Your instructions:
Please answer these questions about the passage shown:
(a) What number does the final tally give?
(b) In Answer 2, which binomial coefficient equals the boxed result?
(c) In Answer 3, the number of solutions to which equation is being sought?

Passage shown:
Show that this is exhaustive, and it should give you the correct answer.

Final tally:

$$17+2\cdot \dfrac{17!}{15!} + 2\cdot \dfrac{17!}{2!14!} + \dfrac{17!}{3!13!} + \dfrac{17!}{5!12!} = 20,349$$

Answer 2

$\newcommand{\bbx}[1]{\,\bbox[15px,border:1px groove navy]{\displaystyle{#1}}\,} \newcommand{\braces}[1]{\left\lbrace\,{#1}\,\right\rbrace} \newcommand{\bracks}[1]{\left\lbrack\,{#1}\,\right\rbrack} \newcommand{\dd}{\mathrm{d}} \newcommand{\ds}[1]{\displaystyle{#1}} \newcommand{\expo}[1]{\,\mathrm{e}^{#1}\,} \newcommand{\ic}{\mathrm{i}} \newcommand{\mc}[1]{\mathcal{#1}} \newcommand{\mrm}[1]{\mathrm{#1}} \newcommand{\pars}[1]{\left(\,{#1}\,\right)} \newcommand{\partiald}[3][]{\frac{\partial^{#1} #2}{\partial #3^{#1}}} \newcommand{\root}[2][]{\,\sqrt[#1]{\,{#2}\,}\,} \newcommand{\totald}[3][]{\frac{\mathrm{d}^{#1} #2}{\mathrm{d} #3^{#1}}} \newcommand{\verts}[1]{\left\vert\,{#1}\,\right\vert}$ \begin{align} &\bbox[10px,#ffd]{% \bracks{x^{5}}\pars{1 + x + x^{2} + x^{3} + x^{4} + x^{5}}^{17}} = \bracks{x^{5}}\pars{1 - x^{6}}^{17}\pars{1 - x}^{-17} \\[5mm] = &\ \bracks{x^{5}}\pars{1 - x}^{-17} = {-17 \choose 5}\pars{-1}^{5} = -\bracks{{-\pars{-17} + 5 - 1 \choose 5}\pars{-1}^{5}} \\[5mm] = &\ {21 \choose 5} = \bbx{20349} \end{align}

Answer 3

Another combinatorial approach:

When you multiply it out, each term is of the following form:

$$x^{a_1}x^{a_2}\cdots x^{a_{17}} = x^{a_1+a_2+\cdots + a_{17}}$$

You are looking for the number of solutions to $a_1+a_2+\cdots + a_{17} = 5$ where $\forall i: 0\le a_i \le 5$. Since the sum must add to 5 and there are no negatives, this is automatically satisfied, so we can ignore the upper bounds (a solution with no upper bounds is the same as a solution with upper bounds of 5 for each factor).

Data records:
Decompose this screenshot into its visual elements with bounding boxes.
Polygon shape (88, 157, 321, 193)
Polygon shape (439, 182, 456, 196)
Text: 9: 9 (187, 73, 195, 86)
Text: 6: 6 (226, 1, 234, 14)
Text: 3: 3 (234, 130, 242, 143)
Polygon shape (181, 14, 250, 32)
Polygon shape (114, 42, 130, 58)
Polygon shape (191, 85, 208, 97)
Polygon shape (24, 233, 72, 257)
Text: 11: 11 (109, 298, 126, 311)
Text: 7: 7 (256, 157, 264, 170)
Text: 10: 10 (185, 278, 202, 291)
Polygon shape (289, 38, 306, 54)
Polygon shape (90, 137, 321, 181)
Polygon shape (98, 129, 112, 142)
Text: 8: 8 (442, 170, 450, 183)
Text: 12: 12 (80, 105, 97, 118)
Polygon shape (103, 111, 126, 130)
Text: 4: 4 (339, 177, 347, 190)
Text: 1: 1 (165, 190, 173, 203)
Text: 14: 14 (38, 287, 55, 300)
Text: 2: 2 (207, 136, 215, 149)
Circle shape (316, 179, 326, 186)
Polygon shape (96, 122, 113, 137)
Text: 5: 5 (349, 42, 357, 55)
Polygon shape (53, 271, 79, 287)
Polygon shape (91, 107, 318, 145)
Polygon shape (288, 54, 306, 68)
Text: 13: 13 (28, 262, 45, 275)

The reply:
(a) 20,349
(b) 21 choose 5
(c) a_1 + a_2 + ⋯ + a_17 = 5, where 0 ≤ a_i ≤ 5 for every i